__Stored dataset items__:
□ □ □

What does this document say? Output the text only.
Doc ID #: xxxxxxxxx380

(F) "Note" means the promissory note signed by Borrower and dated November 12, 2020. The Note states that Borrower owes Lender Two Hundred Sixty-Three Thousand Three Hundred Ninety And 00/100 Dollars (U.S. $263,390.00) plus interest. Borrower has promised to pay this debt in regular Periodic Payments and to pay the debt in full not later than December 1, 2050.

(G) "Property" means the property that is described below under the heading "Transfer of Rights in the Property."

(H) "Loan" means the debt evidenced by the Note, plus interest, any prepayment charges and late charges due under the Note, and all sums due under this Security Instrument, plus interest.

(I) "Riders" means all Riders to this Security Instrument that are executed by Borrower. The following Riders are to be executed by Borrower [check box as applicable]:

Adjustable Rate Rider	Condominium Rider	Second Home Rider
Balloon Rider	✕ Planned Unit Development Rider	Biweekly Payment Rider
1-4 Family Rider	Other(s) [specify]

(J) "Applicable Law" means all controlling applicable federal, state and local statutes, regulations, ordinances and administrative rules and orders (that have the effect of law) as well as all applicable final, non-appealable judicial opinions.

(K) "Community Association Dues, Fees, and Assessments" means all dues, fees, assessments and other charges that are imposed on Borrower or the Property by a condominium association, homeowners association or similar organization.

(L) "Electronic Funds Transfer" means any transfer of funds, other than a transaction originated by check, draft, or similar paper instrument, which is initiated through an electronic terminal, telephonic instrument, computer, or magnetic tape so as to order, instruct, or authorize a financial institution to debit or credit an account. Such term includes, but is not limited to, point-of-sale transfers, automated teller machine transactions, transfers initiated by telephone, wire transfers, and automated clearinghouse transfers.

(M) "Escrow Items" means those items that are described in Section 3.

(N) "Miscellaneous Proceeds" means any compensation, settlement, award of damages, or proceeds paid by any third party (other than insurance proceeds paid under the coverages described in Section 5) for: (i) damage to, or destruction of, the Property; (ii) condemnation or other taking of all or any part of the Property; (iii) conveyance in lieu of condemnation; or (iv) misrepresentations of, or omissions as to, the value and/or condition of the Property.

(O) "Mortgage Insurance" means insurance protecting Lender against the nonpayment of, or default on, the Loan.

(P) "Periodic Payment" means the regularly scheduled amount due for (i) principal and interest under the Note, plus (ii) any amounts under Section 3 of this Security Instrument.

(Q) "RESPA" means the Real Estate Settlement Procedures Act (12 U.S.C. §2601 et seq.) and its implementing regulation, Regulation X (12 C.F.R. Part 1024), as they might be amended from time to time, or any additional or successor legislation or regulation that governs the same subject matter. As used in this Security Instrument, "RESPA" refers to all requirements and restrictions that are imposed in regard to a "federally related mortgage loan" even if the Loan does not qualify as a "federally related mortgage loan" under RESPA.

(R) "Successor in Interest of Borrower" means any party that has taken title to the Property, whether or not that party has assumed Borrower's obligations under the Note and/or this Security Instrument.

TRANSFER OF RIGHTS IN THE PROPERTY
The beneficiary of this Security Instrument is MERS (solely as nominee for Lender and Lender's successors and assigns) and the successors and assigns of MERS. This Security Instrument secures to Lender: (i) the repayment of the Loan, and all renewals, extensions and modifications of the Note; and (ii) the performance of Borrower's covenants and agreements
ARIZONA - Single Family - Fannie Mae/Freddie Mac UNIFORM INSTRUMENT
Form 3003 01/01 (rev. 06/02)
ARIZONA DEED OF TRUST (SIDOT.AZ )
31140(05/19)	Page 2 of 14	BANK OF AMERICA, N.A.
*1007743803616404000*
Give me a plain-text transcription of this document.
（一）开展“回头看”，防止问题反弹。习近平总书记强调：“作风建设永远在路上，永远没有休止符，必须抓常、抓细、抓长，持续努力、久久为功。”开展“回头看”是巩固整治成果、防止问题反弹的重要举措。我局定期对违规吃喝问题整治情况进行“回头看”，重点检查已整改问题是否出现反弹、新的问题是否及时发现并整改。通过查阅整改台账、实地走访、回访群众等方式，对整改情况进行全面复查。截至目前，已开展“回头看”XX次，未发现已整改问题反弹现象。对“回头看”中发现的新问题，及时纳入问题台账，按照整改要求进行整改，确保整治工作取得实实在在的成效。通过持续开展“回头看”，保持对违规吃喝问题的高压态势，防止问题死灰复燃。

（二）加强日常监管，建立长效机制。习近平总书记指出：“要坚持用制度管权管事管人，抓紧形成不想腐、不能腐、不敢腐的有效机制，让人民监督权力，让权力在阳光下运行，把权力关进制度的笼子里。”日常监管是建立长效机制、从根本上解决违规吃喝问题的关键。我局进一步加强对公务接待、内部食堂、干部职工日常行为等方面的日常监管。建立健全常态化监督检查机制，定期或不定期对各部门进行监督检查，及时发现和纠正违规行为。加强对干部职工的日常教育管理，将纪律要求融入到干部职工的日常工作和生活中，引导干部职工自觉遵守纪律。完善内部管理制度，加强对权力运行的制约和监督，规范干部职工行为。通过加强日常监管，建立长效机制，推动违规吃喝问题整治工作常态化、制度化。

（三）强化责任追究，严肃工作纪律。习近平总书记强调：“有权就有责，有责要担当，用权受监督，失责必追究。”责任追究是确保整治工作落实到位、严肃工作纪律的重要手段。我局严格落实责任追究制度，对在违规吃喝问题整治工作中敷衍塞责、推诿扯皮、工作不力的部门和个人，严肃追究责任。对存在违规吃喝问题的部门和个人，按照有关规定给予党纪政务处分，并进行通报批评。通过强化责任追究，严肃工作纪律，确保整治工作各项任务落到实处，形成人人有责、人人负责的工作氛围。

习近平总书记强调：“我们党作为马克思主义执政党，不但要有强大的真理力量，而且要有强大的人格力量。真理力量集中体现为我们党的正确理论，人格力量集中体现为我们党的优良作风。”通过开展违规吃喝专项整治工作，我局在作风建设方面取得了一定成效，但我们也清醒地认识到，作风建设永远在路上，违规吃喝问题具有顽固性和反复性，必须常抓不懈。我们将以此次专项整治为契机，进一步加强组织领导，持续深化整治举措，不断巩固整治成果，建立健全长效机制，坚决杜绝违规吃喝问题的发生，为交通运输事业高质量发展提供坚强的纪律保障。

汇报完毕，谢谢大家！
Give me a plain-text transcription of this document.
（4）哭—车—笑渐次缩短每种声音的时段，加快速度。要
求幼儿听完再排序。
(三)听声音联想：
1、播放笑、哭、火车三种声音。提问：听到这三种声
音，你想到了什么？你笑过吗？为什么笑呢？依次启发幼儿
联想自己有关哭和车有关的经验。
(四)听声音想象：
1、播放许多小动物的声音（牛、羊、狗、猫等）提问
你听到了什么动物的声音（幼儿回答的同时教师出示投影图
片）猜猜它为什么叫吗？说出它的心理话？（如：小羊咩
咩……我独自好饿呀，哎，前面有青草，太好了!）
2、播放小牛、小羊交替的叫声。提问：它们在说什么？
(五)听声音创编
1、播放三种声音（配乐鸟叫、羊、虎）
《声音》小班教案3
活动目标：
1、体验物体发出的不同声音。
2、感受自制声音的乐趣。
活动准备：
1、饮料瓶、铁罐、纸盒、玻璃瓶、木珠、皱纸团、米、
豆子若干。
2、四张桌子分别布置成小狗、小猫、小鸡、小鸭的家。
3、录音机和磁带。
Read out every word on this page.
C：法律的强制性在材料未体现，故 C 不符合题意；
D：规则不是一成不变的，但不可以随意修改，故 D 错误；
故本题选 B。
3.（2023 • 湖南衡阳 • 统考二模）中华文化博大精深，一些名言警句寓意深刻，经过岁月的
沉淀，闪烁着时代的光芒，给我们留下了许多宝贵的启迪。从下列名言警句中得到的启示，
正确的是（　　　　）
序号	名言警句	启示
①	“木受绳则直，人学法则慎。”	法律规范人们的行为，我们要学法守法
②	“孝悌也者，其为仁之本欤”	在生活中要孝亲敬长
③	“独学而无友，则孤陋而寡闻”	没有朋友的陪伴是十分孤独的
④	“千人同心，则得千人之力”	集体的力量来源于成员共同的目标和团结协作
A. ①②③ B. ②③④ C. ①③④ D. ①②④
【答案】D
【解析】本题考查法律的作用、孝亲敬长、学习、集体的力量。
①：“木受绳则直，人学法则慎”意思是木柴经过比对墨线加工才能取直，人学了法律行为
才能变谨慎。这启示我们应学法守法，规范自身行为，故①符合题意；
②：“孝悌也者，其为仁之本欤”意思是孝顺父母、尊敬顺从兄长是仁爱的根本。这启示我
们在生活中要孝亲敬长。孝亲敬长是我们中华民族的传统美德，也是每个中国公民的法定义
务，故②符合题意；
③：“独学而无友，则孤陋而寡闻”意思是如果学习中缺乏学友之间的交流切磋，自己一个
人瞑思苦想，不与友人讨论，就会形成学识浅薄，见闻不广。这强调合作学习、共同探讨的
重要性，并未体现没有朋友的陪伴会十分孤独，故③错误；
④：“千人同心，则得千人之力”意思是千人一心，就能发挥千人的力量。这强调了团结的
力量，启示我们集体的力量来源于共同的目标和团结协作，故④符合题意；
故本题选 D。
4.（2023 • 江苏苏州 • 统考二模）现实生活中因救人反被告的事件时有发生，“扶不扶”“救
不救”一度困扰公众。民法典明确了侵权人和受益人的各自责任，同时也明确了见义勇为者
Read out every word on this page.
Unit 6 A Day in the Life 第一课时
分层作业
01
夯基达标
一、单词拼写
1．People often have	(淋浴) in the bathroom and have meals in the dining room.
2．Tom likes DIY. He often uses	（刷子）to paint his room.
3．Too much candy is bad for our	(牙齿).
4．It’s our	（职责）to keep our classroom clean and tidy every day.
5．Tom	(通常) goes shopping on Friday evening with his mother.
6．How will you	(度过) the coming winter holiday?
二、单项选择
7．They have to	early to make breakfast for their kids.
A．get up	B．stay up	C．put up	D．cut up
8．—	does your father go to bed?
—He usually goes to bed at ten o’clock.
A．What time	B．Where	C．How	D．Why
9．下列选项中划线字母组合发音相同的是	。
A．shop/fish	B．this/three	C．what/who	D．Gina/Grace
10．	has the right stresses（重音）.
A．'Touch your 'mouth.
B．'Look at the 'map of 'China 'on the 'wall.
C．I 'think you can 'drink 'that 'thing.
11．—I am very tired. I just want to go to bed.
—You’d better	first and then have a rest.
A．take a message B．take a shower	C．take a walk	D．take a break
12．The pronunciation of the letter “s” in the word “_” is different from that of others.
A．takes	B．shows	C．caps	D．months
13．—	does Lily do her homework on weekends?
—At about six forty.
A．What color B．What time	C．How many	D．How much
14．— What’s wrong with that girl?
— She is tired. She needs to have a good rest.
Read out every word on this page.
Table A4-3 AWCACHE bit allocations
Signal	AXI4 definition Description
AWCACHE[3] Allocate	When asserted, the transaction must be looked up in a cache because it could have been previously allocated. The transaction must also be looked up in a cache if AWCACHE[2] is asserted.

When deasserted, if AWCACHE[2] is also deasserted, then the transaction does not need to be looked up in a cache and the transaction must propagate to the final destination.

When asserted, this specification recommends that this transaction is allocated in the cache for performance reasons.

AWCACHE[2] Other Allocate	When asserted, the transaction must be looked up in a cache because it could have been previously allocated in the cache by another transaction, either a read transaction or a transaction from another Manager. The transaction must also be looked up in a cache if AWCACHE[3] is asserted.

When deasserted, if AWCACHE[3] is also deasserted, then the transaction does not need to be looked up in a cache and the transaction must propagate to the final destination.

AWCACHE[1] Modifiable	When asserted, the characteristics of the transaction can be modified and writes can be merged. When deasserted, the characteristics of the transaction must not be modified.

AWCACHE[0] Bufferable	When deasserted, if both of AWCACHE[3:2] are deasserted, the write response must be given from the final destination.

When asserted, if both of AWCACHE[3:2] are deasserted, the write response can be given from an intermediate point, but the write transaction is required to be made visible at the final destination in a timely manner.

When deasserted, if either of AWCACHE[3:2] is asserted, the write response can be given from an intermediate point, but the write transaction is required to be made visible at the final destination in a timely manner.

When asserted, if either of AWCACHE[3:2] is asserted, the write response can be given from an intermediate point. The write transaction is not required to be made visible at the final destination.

□ □ □

__Exercise aim__:
Your task is to pick out every line with the string "manner" and copy it.

__Exercise solution__:
When asserted, if both of AWCACHE[3:2] are deasserted, the write response can be given from an intermediate point, but the write transaction is required to be made visible at the final destination in a timely manner.
When deasserted, if either of AWCACHE[3:2] is asserted, the write response can be given from an intermediate point, but the write transaction is required to be made visible at the final destination in a timely manner.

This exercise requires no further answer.